*** Extracted material

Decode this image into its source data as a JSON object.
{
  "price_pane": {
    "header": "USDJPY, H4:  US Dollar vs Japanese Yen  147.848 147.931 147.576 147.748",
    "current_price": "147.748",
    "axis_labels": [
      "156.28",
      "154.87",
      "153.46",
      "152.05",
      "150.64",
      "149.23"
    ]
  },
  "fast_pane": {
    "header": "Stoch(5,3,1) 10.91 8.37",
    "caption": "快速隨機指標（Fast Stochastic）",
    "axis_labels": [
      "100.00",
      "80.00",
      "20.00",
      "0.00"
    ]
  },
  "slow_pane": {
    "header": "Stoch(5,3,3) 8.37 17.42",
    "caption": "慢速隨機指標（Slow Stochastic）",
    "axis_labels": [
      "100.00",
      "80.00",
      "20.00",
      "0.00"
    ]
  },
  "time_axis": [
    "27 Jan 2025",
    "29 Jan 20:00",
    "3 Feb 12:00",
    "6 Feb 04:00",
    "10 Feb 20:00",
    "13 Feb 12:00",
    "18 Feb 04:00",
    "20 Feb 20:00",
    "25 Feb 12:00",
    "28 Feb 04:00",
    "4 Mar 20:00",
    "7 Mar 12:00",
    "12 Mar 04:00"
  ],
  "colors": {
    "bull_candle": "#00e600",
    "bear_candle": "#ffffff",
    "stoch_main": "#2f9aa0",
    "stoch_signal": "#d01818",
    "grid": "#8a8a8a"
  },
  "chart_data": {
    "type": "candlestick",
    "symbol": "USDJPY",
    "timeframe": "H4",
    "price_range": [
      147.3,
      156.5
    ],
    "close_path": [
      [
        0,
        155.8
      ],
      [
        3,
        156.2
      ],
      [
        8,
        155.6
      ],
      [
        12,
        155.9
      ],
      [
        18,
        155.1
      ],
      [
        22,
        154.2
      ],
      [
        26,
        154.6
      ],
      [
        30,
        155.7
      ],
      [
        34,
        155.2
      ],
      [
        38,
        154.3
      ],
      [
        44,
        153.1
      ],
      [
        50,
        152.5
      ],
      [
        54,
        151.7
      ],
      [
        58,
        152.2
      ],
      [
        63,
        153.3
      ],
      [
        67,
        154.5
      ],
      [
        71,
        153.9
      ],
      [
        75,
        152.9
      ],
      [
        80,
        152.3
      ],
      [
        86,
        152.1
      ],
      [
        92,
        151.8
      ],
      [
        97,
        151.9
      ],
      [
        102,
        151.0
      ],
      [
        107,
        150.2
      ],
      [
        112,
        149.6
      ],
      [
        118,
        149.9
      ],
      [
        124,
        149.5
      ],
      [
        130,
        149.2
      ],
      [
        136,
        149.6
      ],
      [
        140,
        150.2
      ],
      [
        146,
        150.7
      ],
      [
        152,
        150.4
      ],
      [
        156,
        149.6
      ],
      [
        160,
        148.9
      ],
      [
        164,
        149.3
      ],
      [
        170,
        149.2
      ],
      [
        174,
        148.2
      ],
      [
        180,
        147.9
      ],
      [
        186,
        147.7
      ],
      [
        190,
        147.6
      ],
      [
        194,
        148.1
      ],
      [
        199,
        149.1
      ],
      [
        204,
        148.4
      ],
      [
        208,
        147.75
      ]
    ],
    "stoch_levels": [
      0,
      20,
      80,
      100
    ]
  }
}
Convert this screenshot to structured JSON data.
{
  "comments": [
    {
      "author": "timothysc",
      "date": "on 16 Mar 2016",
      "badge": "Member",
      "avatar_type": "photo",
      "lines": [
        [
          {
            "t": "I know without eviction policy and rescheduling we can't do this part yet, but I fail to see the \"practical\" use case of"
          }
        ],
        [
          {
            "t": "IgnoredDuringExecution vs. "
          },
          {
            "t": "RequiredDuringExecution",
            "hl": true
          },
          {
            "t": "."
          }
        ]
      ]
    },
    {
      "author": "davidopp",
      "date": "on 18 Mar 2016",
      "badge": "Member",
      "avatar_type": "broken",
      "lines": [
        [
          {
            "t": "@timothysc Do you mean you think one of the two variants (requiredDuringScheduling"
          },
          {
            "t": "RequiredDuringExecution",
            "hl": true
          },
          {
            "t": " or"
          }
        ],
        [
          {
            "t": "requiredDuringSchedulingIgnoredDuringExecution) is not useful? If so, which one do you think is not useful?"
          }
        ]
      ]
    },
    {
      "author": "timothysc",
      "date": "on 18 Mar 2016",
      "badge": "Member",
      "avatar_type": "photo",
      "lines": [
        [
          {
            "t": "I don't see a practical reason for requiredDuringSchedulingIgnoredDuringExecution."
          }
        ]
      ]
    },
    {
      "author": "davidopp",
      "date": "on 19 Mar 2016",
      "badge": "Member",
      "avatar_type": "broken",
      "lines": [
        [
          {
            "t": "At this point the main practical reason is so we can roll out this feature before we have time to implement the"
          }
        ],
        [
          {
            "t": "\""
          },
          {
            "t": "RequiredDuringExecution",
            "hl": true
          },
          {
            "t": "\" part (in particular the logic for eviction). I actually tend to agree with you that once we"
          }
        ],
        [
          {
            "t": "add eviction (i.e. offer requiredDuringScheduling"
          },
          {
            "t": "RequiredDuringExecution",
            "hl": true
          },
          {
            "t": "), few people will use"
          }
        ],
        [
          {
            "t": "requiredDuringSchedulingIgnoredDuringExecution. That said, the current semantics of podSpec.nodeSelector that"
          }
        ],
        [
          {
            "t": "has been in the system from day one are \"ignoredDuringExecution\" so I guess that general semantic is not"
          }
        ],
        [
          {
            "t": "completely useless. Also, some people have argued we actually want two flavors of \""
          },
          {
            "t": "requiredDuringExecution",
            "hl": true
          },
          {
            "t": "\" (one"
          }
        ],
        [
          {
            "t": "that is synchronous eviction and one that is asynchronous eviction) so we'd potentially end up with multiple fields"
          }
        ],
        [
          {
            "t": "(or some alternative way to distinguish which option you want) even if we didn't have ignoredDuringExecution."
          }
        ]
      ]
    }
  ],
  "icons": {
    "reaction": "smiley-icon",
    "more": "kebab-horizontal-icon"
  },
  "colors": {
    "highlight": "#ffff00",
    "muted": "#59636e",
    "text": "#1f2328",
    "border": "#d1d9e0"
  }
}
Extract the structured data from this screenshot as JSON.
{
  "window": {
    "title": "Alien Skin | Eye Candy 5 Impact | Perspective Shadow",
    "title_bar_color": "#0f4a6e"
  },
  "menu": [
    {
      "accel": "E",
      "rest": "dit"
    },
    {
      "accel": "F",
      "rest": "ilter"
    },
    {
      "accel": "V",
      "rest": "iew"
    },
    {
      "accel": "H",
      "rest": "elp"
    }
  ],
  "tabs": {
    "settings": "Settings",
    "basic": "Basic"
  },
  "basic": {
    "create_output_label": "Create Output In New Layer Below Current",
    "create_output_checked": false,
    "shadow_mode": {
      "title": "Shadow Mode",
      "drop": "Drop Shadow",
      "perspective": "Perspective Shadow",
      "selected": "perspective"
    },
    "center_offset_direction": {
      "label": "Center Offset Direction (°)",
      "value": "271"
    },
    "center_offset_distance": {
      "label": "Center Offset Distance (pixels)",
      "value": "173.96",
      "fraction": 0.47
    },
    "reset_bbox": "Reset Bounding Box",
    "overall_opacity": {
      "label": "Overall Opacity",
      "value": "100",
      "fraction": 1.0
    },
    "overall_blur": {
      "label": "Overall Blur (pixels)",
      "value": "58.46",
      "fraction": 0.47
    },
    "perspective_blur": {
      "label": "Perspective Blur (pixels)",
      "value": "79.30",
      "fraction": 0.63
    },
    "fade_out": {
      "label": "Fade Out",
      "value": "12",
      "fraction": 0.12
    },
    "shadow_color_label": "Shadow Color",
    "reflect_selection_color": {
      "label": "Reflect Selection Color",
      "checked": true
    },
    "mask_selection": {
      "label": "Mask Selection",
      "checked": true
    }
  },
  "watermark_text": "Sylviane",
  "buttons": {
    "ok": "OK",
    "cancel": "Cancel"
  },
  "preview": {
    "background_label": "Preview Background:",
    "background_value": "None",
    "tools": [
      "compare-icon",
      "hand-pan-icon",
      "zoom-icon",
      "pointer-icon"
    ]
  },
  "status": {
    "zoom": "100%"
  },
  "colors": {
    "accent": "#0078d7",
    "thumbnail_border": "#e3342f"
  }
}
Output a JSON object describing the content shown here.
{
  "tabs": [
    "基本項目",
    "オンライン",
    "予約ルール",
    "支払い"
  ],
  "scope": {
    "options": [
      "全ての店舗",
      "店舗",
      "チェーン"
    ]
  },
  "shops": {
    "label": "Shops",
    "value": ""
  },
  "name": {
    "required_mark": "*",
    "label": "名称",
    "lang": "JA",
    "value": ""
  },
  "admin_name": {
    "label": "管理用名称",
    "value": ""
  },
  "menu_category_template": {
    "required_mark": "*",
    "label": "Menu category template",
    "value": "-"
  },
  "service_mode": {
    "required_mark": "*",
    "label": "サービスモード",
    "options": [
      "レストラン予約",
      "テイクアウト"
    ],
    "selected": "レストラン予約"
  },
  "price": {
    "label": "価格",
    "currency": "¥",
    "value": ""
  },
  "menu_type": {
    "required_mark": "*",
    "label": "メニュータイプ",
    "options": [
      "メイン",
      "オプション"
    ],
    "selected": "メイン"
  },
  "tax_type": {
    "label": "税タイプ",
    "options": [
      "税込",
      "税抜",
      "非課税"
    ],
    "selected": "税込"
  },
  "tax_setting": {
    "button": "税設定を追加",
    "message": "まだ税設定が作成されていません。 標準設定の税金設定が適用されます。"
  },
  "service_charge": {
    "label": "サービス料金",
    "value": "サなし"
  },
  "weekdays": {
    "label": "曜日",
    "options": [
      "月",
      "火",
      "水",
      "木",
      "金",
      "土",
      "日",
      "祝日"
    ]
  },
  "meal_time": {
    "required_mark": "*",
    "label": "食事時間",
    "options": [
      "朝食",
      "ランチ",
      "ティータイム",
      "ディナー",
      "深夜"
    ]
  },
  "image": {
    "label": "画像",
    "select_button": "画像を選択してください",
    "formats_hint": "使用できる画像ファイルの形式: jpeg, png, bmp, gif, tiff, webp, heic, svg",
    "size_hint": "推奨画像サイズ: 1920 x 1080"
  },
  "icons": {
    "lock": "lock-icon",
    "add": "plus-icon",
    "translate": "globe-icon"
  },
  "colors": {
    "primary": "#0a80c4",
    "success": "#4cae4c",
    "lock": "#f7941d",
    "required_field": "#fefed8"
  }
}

******

Using the listing above, say how many of its lines contain the string "JSON", giving nothing but the figure.

* _Answer to the task_: 4